Aim of the task> Restate each of the lines below word for word and drop every picture.

Provided data>
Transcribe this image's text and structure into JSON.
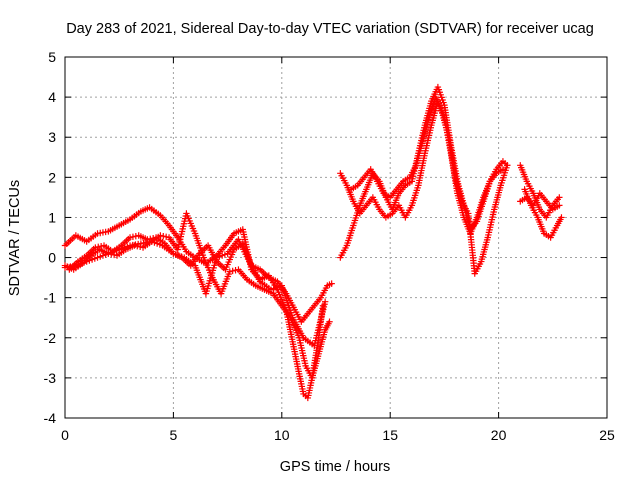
{
  "chart_data": {
    "type": "scatter",
    "title": "Day 283 of 2021, Sidereal Day-to-day VTEC variation (SDTVAR) for receiver ucag",
    "xlabel": "GPS time / hours",
    "ylabel": "SDTVAR / TECUs",
    "xlim": [
      0,
      25
    ],
    "ylim": [
      -4,
      5
    ],
    "xticks": [
      0,
      5,
      10,
      15,
      20,
      25
    ],
    "yticks": [
      -4,
      -3,
      -2,
      -1,
      0,
      1,
      2,
      3,
      4,
      5
    ],
    "grid": true,
    "marker": "plus",
    "color": "#ff0000",
    "series": [
      {
        "x": [
          0.0,
          0.5,
          1.0,
          1.5,
          2.0,
          2.5,
          3.0,
          3.5,
          3.9,
          4.4,
          4.8,
          5.2,
          5.6,
          6.0,
          6.5,
          7.0,
          7.4,
          7.8,
          8.2,
          8.6,
          9.0,
          9.4,
          9.8,
          10.2,
          10.5,
          10.8,
          11.0,
          11.2,
          11.4,
          11.7,
          11.9
        ],
        "y": [
          0.3,
          0.55,
          0.4,
          0.6,
          0.65,
          0.8,
          0.95,
          1.15,
          1.25,
          1.05,
          0.8,
          0.5,
          0.15,
          0.0,
          -0.15,
          0.05,
          0.3,
          0.6,
          0.7,
          -0.3,
          -0.55,
          -0.45,
          -0.8,
          -1.3,
          -2.1,
          -2.9,
          -3.4,
          -3.5,
          -3.0,
          -2.0,
          -1.2
        ]
      },
      {
        "x": [
          0.0,
          0.4,
          0.8,
          1.2,
          1.6,
          2.0,
          2.4,
          2.8,
          3.2,
          3.6,
          4.0,
          4.4,
          4.8,
          5.2,
          5.6,
          6.0,
          6.4,
          6.8,
          7.2,
          7.6,
          8.0,
          8.4,
          8.8,
          9.2,
          9.6,
          10.0,
          10.4,
          10.8,
          11.1,
          11.4,
          11.7,
          12.0,
          12.2
        ],
        "y": [
          -0.2,
          -0.3,
          -0.15,
          0.05,
          0.2,
          0.1,
          0.05,
          0.2,
          0.3,
          0.25,
          0.4,
          0.55,
          0.5,
          0.2,
          1.1,
          0.6,
          0.0,
          -0.5,
          -0.9,
          -0.35,
          -0.3,
          -0.55,
          -0.7,
          -0.8,
          -0.9,
          -1.2,
          -1.5,
          -2.0,
          -2.7,
          -3.0,
          -2.4,
          -1.8,
          -1.6
        ]
      },
      {
        "x": [
          0.2,
          0.6,
          1.0,
          1.4,
          1.8,
          2.2,
          2.6,
          3.0,
          3.4,
          3.8,
          4.2,
          4.6,
          5.0,
          5.4,
          5.8,
          6.2,
          6.6,
          7.0,
          7.4,
          7.8,
          8.2,
          8.6,
          9.0,
          9.4,
          9.8,
          10.2,
          10.6,
          10.9,
          11.2,
          11.5,
          11.8,
          12.1,
          12.3
        ],
        "y": [
          -0.3,
          -0.1,
          0.05,
          0.25,
          0.3,
          0.15,
          0.3,
          0.5,
          0.55,
          0.45,
          0.5,
          0.35,
          0.1,
          0.0,
          -0.2,
          0.1,
          0.3,
          -0.1,
          -0.3,
          0.2,
          0.35,
          -0.2,
          -0.3,
          -0.5,
          -0.6,
          -0.9,
          -1.3,
          -1.6,
          -1.4,
          -1.2,
          -1.0,
          -0.7,
          -0.65
        ]
      },
      {
        "x": [
          0.0,
          0.5,
          1.0,
          1.5,
          2.0,
          2.5,
          3.0,
          3.5,
          4.0,
          4.5,
          5.0,
          5.5,
          6.0,
          6.5,
          7.0,
          7.5,
          8.0,
          8.5,
          9.0,
          9.5,
          10.0,
          10.5,
          11.0,
          11.5,
          12.0
        ],
        "y": [
          -0.25,
          -0.2,
          -0.1,
          0.0,
          0.1,
          0.2,
          0.3,
          0.35,
          0.4,
          0.3,
          0.1,
          0.0,
          -0.2,
          -0.9,
          0.0,
          0.1,
          0.45,
          -0.1,
          -0.6,
          -0.8,
          -0.7,
          -1.5,
          -2.0,
          -2.2,
          -1.1
        ]
      },
      {
        "x": [
          12.7,
          13.0,
          13.3,
          13.6,
          13.9,
          14.2,
          14.5,
          14.8,
          15.1,
          15.4,
          15.7,
          16.0,
          16.3,
          16.6,
          16.9,
          17.2,
          17.5,
          17.8,
          18.1,
          18.4,
          18.7,
          19.0,
          19.3,
          19.6,
          19.9,
          20.2,
          20.4
        ],
        "y": [
          0.0,
          0.3,
          0.8,
          1.3,
          1.7,
          2.1,
          1.9,
          1.5,
          1.2,
          1.6,
          1.8,
          1.9,
          2.6,
          3.3,
          3.9,
          4.25,
          3.8,
          2.8,
          1.9,
          1.3,
          0.7,
          0.9,
          1.4,
          1.9,
          2.2,
          2.4,
          2.3
        ]
      },
      {
        "x": [
          12.7,
          13.0,
          13.3,
          13.6,
          13.9,
          14.2,
          14.5,
          14.8,
          15.1,
          15.4,
          15.7,
          16.0,
          16.3,
          16.6,
          16.9,
          17.2,
          17.5,
          17.8,
          18.1,
          18.4,
          18.7,
          19.0,
          19.3,
          19.6,
          19.9,
          20.2
        ],
        "y": [
          2.1,
          1.8,
          1.4,
          1.1,
          1.3,
          1.5,
          1.2,
          1.0,
          1.1,
          1.3,
          1.0,
          1.3,
          1.8,
          2.6,
          3.3,
          3.9,
          3.5,
          2.6,
          1.6,
          1.0,
          0.6,
          1.0,
          1.5,
          1.9,
          2.1,
          2.2
        ]
      },
      {
        "x": [
          13.2,
          13.5,
          13.8,
          14.1,
          14.4,
          14.7,
          15.0,
          15.3,
          15.6,
          15.9,
          16.2,
          16.5,
          16.8,
          17.1,
          17.4,
          17.7,
          18.0,
          18.3,
          18.6,
          18.9,
          19.2,
          19.5,
          19.8,
          20.1,
          20.4
        ],
        "y": [
          1.7,
          1.8,
          2.0,
          2.2,
          1.9,
          1.6,
          1.5,
          1.7,
          1.9,
          2.0,
          2.3,
          2.9,
          3.5,
          4.0,
          3.6,
          3.0,
          2.0,
          1.4,
          1.1,
          -0.4,
          -0.1,
          0.5,
          1.2,
          1.8,
          2.3
        ]
      },
      {
        "x": [
          21.0,
          21.3,
          21.6,
          21.9,
          22.2,
          22.5,
          22.8
        ],
        "y": [
          2.3,
          1.9,
          1.6,
          1.2,
          1.0,
          1.3,
          1.5
        ]
      },
      {
        "x": [
          21.0,
          21.3,
          21.6,
          21.9,
          22.2,
          22.5,
          22.8
        ],
        "y": [
          1.4,
          1.5,
          1.3,
          1.6,
          1.4,
          1.2,
          1.3
        ]
      },
      {
        "x": [
          21.2,
          21.5,
          21.8,
          22.1,
          22.4,
          22.7,
          22.9
        ],
        "y": [
          1.7,
          1.3,
          1.0,
          0.6,
          0.5,
          0.8,
          1.0
        ]
      }
    ]
  }
}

Problem solution>
Transcribe this image's text and structure into JSON.
{
  "chart_data": {
    "type": "scatter",
    "title": "Day 283 of 2021, Sidereal Day-to-day VTEC variation (SDTVAR) for receiver ucag",
    "xlabel": "GPS time / hours",
    "ylabel": "SDTVAR / TECUs",
    "xlim": [
      0,
      25
    ],
    "ylim": [
      -4,
      5
    ],
    "xticks": [
      0,
      5,
      10,
      15,
      20,
      25
    ],
    "yticks": [
      -4,
      -3,
      -2,
      -1,
      0,
      1,
      2,
      3,
      4,
      5
    ],
    "grid": true,
    "marker": "plus",
    "color": "#ff0000",
    "series": [
      {
        "x": [
          0.0,
          0.5,
          1.0,
          1.5,
          2.0,
          2.5,
          3.0,
          3.5,
          3.9,
          4.4,
          4.8,
          5.2,
          5.6,
          6.0,
          6.5,
          7.0,
          7.4,
          7.8,
          8.2,
          8.6,
          9.0,
          9.4,
          9.8,
          10.2,
          10.5,
          10.8,
          11.0,
          11.2,
          11.4,
          11.7,
          11.9
        ],
        "y": [
          0.3,
          0.55,
          0.4,
          0.6,
          0.65,
          0.8,
          0.95,
          1.15,
          1.25,
          1.05,
          0.8,
          0.5,
          0.15,
          0.0,
          -0.15,
          0.05,
          0.3,
          0.6,
          0.7,
          -0.3,
          -0.55,
          -0.45,
          -0.8,
          -1.3,
          -2.1,
          -2.9,
          -3.4,
          -3.5,
          -3.0,
          -2.0,
          -1.2
        ]
      },
      {
        "x": [
          0.0,
          0.4,
          0.8,
          1.2,
          1.6,
          2.0,
          2.4,
          2.8,
          3.2,
          3.6,
          4.0,
          4.4,
          4.8,
          5.2,
          5.6,
          6.0,
          6.4,
          6.8,
          7.2,
          7.6,
          8.0,
          8.4,
          8.8,
          9.2,
          9.6,
          10.0,
          10.4,
          10.8,
          11.1,
          11.4,
          11.7,
          12.0,
          12.2
        ],
        "y": [
          -0.2,
          -0.3,
          -0.15,
          0.05,
          0.2,
          0.1,
          0.05,
          0.2,
          0.3,
          0.25,
          0.4,
          0.55,
          0.5,
          0.2,
          1.1,
          0.6,
          0.0,
          -0.5,
          -0.9,
          -0.35,
          -0.3,
          -0.55,
          -0.7,
          -0.8,
          -0.9,
          -1.2,
          -1.5,
          -2.0,
          -2.7,
          -3.0,
          -2.4,
          -1.8,
          -1.6
        ]
      },
      {
        "x": [
          0.2,
          0.6,
          1.0,
          1.4,
          1.8,
          2.2,
          2.6,
          3.0,
          3.4,
          3.8,
          4.2,
          4.6,
          5.0,
          5.4,
          5.8,
          6.2,
          6.6,
          7.0,
          7.4,
          7.8,
          8.2,
          8.6,
          9.0,
          9.4,
          9.8,
          10.2,
          10.6,
          10.9,
          11.2,
          11.5,
          11.8,
          12.1,
          12.3
        ],
        "y": [
          -0.3,
          -0.1,
          0.05,
          0.25,
          0.3,
          0.15,
          0.3,
          0.5,
          0.55,
          0.45,
          0.5,
          0.35,
          0.1,
          0.0,
          -0.2,
          0.1,
          0.3,
          -0.1,
          -0.3,
          0.2,
          0.35,
          -0.2,
          -0.3,
          -0.5,
          -0.6,
          -0.9,
          -1.3,
          -1.6,
          -1.4,
          -1.2,
          -1.0,
          -0.7,
          -0.65
        ]
      },
      {
        "x": [
          0.0,
          0.5,
          1.0,
          1.5,
          2.0,
          2.5,
          3.0,
          3.5,
          4.0,
          4.5,
          5.0,
          5.5,
          6.0,
          6.5,
          7.0,
          7.5,
          8.0,
          8.5,
          9.0,
          9.5,
          10.0,
          10.5,
          11.0,
          11.5,
          12.0
        ],
        "y": [
          -0.25,
          -0.2,
          -0.1,
          0.0,
          0.1,
          0.2,
          0.3,
          0.35,
          0.4,
          0.3,
          0.1,
          0.0,
          -0.2,
          -0.9,
          0.0,
          0.1,
          0.45,
          -0.1,
          -0.6,
          -0.8,
          -0.7,
          -1.5,
          -2.0,
          -2.2,
          -1.1
        ]
      },
      {
        "x": [
          12.7,
          13.0,
          13.3,
          13.6,
          13.9,
          14.2,
          14.5,
          14.8,
          15.1,
          15.4,
          15.7,
          16.0,
          16.3,
          16.6,
          16.9,
          17.2,
          17.5,
          17.8,
          18.1,
          18.4,
          18.7,
          19.0,
          19.3,
          19.6,
          19.9,
          20.2,
          20.4
        ],
        "y": [
          0.0,
          0.3,
          0.8,
          1.3,
          1.7,
          2.1,
          1.9,
          1.5,
          1.2,
          1.6,
          1.8,
          1.9,
          2.6,
          3.3,
          3.9,
          4.25,
          3.8,
          2.8,
          1.9,
          1.3,
          0.7,
          0.9,
          1.4,
          1.9,
          2.2,
          2.4,
          2.3
        ]
      },
      {
        "x": [
          12.7,
          13.0,
          13.3,
          13.6,
          13.9,
          14.2,
          14.5,
          14.8,
          15.1,
          15.4,
          15.7,
          16.0,
          16.3,
          16.6,
          16.9,
          17.2,
          17.5,
          17.8,
          18.1,
          18.4,
          18.7,
          19.0,
          19.3,
          19.6,
          19.9,
          20.2
        ],
        "y": [
          2.1,
          1.8,
          1.4,
          1.1,
          1.3,
          1.5,
          1.2,
          1.0,
          1.1,
          1.3,
          1.0,
          1.3,
          1.8,
          2.6,
          3.3,
          3.9,
          3.5,
          2.6,
          1.6,
          1.0,
          0.6,
          1.0,
          1.5,
          1.9,
          2.1,
          2.2
        ]
      },
      {
        "x": [
          13.2,
          13.5,
          13.8,
          14.1,
          14.4,
          14.7,
          15.0,
          15.3,
          15.6,
          15.9,
          16.2,
          16.5,
          16.8,
          17.1,
          17.4,
          17.7,
          18.0,
          18.3,
          18.6,
          18.9,
          19.2,
          19.5,
          19.8,
          20.1,
          20.4
        ],
        "y": [
          1.7,
          1.8,
          2.0,
          2.2,
          1.9,
          1.6,
          1.5,
          1.7,
          1.9,
          2.0,
          2.3,
          2.9,
          3.5,
          4.0,
          3.6,
          3.0,
          2.0,
          1.4,
          1.1,
          -0.4,
          -0.1,
          0.5,
          1.2,
          1.8,
          2.3
        ]
      },
      {
        "x": [
          21.0,
          21.3,
          21.6,
          21.9,
          22.2,
          22.5,
          22.8
        ],
        "y": [
          2.3,
          1.9,
          1.6,
          1.2,
          1.0,
          1.3,
          1.5
        ]
      },
      {
        "x": [
          21.0,
          21.3,
          21.6,
          21.9,
          22.2,
          22.5,
          22.8
        ],
        "y": [
          1.4,
          1.5,
          1.3,
          1.6,
          1.4,
          1.2,
          1.3
        ]
      },
      {
        "x": [
          21.2,
          21.5,
          21.8,
          22.1,
          22.4,
          22.7,
          22.9
        ],
        "y": [
          1.7,
          1.3,
          1.0,
          0.6,
          0.5,
          0.8,
          1.0
        ]
      }
    ]
  }
}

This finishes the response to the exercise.